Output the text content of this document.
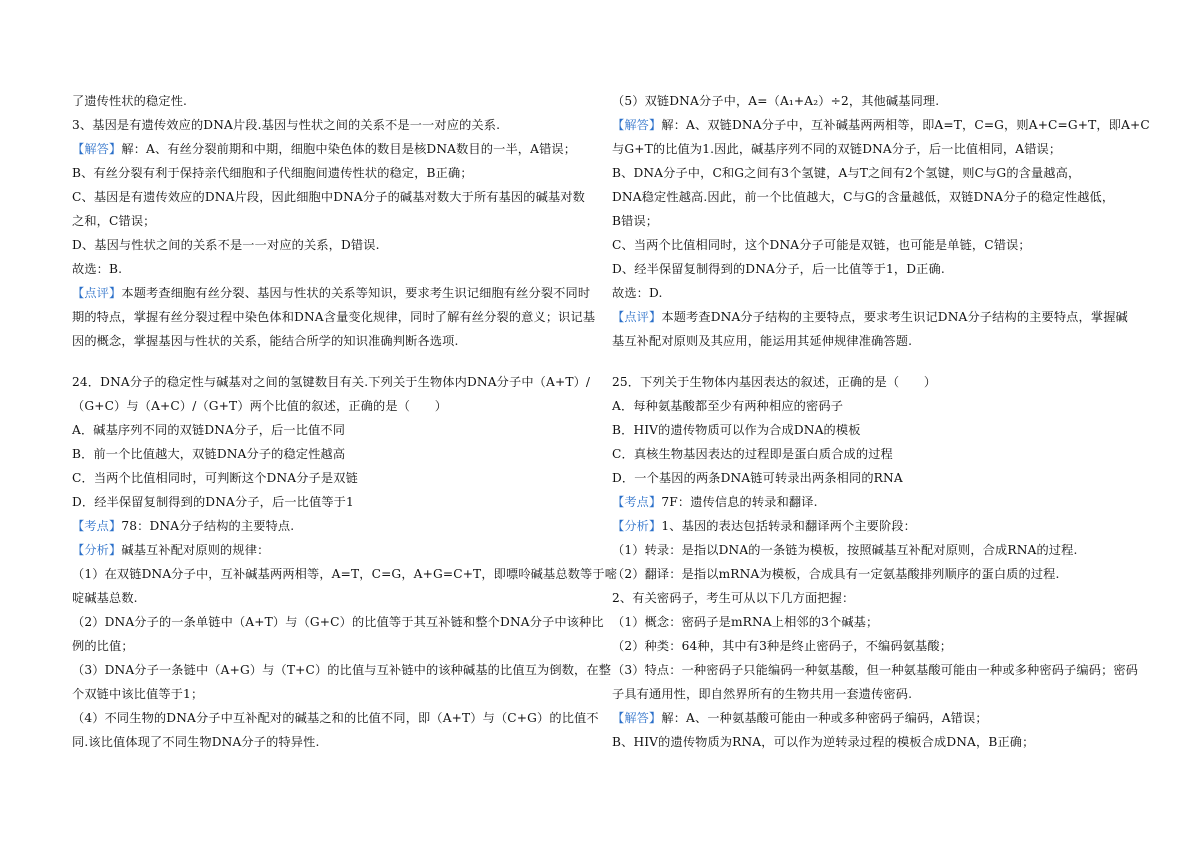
了遗传性状的稳定性.
3、基因是有遗传效应的DNA片段.基因与性状之间的关系不是一一对应的关系.
【解答】解：A、有丝分裂前期和中期，细胞中染色体的数目是核DNA数目的一半，A错误；
B、有丝分裂有利于保持亲代细胞和子代细胞间遗传性状的稳定，B正确；
C、基因是有遗传效应的DNA片段，因此细胞中DNA分子的碱基对数大于所有基因的碱基对数
之和，C错误；
D、基因与性状之间的关系不是一一对应的关系，D错误.
故选：B.
【点评】本题考查细胞有丝分裂、基因与性状的关系等知识，要求考生识记细胞有丝分裂不同时
期的特点，掌握有丝分裂过程中染色体和DNA含量变化规律，同时了解有丝分裂的意义；识记基
因的概念，掌握基因与性状的关系，能结合所学的知识准确判断各选项.
24．DNA分子的稳定性与碱基对之间的氢键数目有关.下列关于生物体内DNA分子中（A+T）/
（G+C）与（A+C）/（G+T）两个比值的叙述，正确的是（　　）
A．碱基序列不同的双链DNA分子，后一比值不同
B．前一个比值越大，双链DNA分子的稳定性越高
C．当两个比值相同时，可判断这个DNA分子是双链
D．经半保留复制得到的DNA分子，后一比值等于1
【考点】78：DNA分子结构的主要特点.
【分析】碱基互补配对原则的规律：
（1）在双链DNA分子中，互补碱基两两相等，A=T，C=G，A+G=C+T，即嘌呤碱基总数等于嘧
啶碱基总数.
（2）DNA分子的一条单链中（A+T）与（G+C）的比值等于其互补链和整个DNA分子中该种比
例的比值；
（3）DNA分子一条链中（A+G）与（T+C）的比值与互补链中的该种碱基的比值互为倒数，在整
个双链中该比值等于1；
（4）不同生物的DNA分子中互补配对的碱基之和的比值不同，即（A+T）与（C+G）的比值不
同.该比值体现了不同生物DNA分子的特异性.
（5）双链DNA分子中，A=（A₁+A₂）÷2，其他碱基同理.
【解答】解：A、双链DNA分子中，互补碱基两两相等，即A=T，C=G，则A+C=G+T，即A+C
与G+T的比值为1.因此，碱基序列不同的双链DNA分子，后一比值相同，A错误；
B、DNA分子中，C和G之间有3个氢键，A与T之间有2个氢键，则C与G的含量越高，
DNA稳定性越高.因此，前一个比值越大，C与G的含量越低，双链DNA分子的稳定性越低，
B错误；
C、当两个比值相同时，这个DNA分子可能是双链，也可能是单链，C错误；
D、经半保留复制得到的DNA分子，后一比值等于1，D正确.
故选：D.
【点评】本题考查DNA分子结构的主要特点，要求考生识记DNA分子结构的主要特点，掌握碱
基互补配对原则及其应用，能运用其延伸规律准确答题.
25．下列关于生物体内基因表达的叙述，正确的是（　　）
A．每种氨基酸都至少有两种相应的密码子
B．HIV的遗传物质可以作为合成DNA的模板
C．真核生物基因表达的过程即是蛋白质合成的过程
D．一个基因的两条DNA链可转录出两条相同的RNA
【考点】7F：遗传信息的转录和翻译.
【分析】1、基因的表达包括转录和翻译两个主要阶段：
（1）转录：是指以DNA的一条链为模板，按照碱基互补配对原则，合成RNA的过程.
（2）翻译：是指以mRNA为模板，合成具有一定氨基酸排列顺序的蛋白质的过程.
2、有关密码子，考生可从以下几方面把握：
（1）概念：密码子是mRNA上相邻的3个碱基；
（2）种类：64种，其中有3种是终止密码子，不编码氨基酸；
（3）特点：一种密码子只能编码一种氨基酸，但一种氨基酸可能由一种或多种密码子编码；密码
子具有通用性，即自然界所有的生物共用一套遗传密码.
【解答】解：A、一种氨基酸可能由一种或多种密码子编码，A错误；
B、HIV的遗传物质为RNA，可以作为逆转录过程的模板合成DNA，B正确；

**Exercise requirements:** Word for word, restate the records shown above, minus the pictures.

**Output for this exercise:**
Output the text content of this document.
了遗传性状的稳定性.
3、基因是有遗传效应的DNA片段.基因与性状之间的关系不是一一对应的关系.
【解答】解：A、有丝分裂前期和中期，细胞中染色体的数目是核DNA数目的一半，A错误；
B、有丝分裂有利于保持亲代细胞和子代细胞间遗传性状的稳定，B正确；
C、基因是有遗传效应的DNA片段，因此细胞中DNA分子的碱基对数大于所有基因的碱基对数
之和，C错误；
D、基因与性状之间的关系不是一一对应的关系，D错误.
故选：B.
【点评】本题考查细胞有丝分裂、基因与性状的关系等知识，要求考生识记细胞有丝分裂不同时
期的特点，掌握有丝分裂过程中染色体和DNA含量变化规律，同时了解有丝分裂的意义；识记基
因的概念，掌握基因与性状的关系，能结合所学的知识准确判断各选项.
24．DNA分子的稳定性与碱基对之间的氢键数目有关.下列关于生物体内DNA分子中（A+T）/
（G+C）与（A+C）/（G+T）两个比值的叙述，正确的是（　　）
A．碱基序列不同的双链DNA分子，后一比值不同
B．前一个比值越大，双链DNA分子的稳定性越高
C．当两个比值相同时，可判断这个DNA分子是双链
D．经半保留复制得到的DNA分子，后一比值等于1
【考点】78：DNA分子结构的主要特点.
【分析】碱基互补配对原则的规律：
（1）在双链DNA分子中，互补碱基两两相等，A=T，C=G，A+G=C+T，即嘌呤碱基总数等于嘧
啶碱基总数.
（2）DNA分子的一条单链中（A+T）与（G+C）的比值等于其互补链和整个DNA分子中该种比
例的比值；
（3）DNA分子一条链中（A+G）与（T+C）的比值与互补链中的该种碱基的比值互为倒数，在整
个双链中该比值等于1；
（4）不同生物的DNA分子中互补配对的碱基之和的比值不同，即（A+T）与（C+G）的比值不
同.该比值体现了不同生物DNA分子的特异性.
（5）双链DNA分子中，A=（A₁+A₂）÷2，其他碱基同理.
【解答】解：A、双链DNA分子中，互补碱基两两相等，即A=T，C=G，则A+C=G+T，即A+C
与G+T的比值为1.因此，碱基序列不同的双链DNA分子，后一比值相同，A错误；
B、DNA分子中，C和G之间有3个氢键，A与T之间有2个氢键，则C与G的含量越高，
DNA稳定性越高.因此，前一个比值越大，C与G的含量越低，双链DNA分子的稳定性越低，
B错误；
C、当两个比值相同时，这个DNA分子可能是双链，也可能是单链，C错误；
D、经半保留复制得到的DNA分子，后一比值等于1，D正确.
故选：D.
【点评】本题考查DNA分子结构的主要特点，要求考生识记DNA分子结构的主要特点，掌握碱
基互补配对原则及其应用，能运用其延伸规律准确答题.
25．下列关于生物体内基因表达的叙述，正确的是（　　）
A．每种氨基酸都至少有两种相应的密码子
B．HIV的遗传物质可以作为合成DNA的模板
C．真核生物基因表达的过程即是蛋白质合成的过程
D．一个基因的两条DNA链可转录出两条相同的RNA
【考点】7F：遗传信息的转录和翻译.
【分析】1、基因的表达包括转录和翻译两个主要阶段：
（1）转录：是指以DNA的一条链为模板，按照碱基互补配对原则，合成RNA的过程.
（2）翻译：是指以mRNA为模板，合成具有一定氨基酸排列顺序的蛋白质的过程.
2、有关密码子，考生可从以下几方面把握：
（1）概念：密码子是mRNA上相邻的3个碱基；
（2）种类：64种，其中有3种是终止密码子，不编码氨基酸；
（3）特点：一种密码子只能编码一种氨基酸，但一种氨基酸可能由一种或多种密码子编码；密码
子具有通用性，即自然界所有的生物共用一套遗传密码.
【解答】解：A、一种氨基酸可能由一种或多种密码子编码，A错误；
B、HIV的遗传物质为RNA，可以作为逆转录过程的模板合成DNA，B正确；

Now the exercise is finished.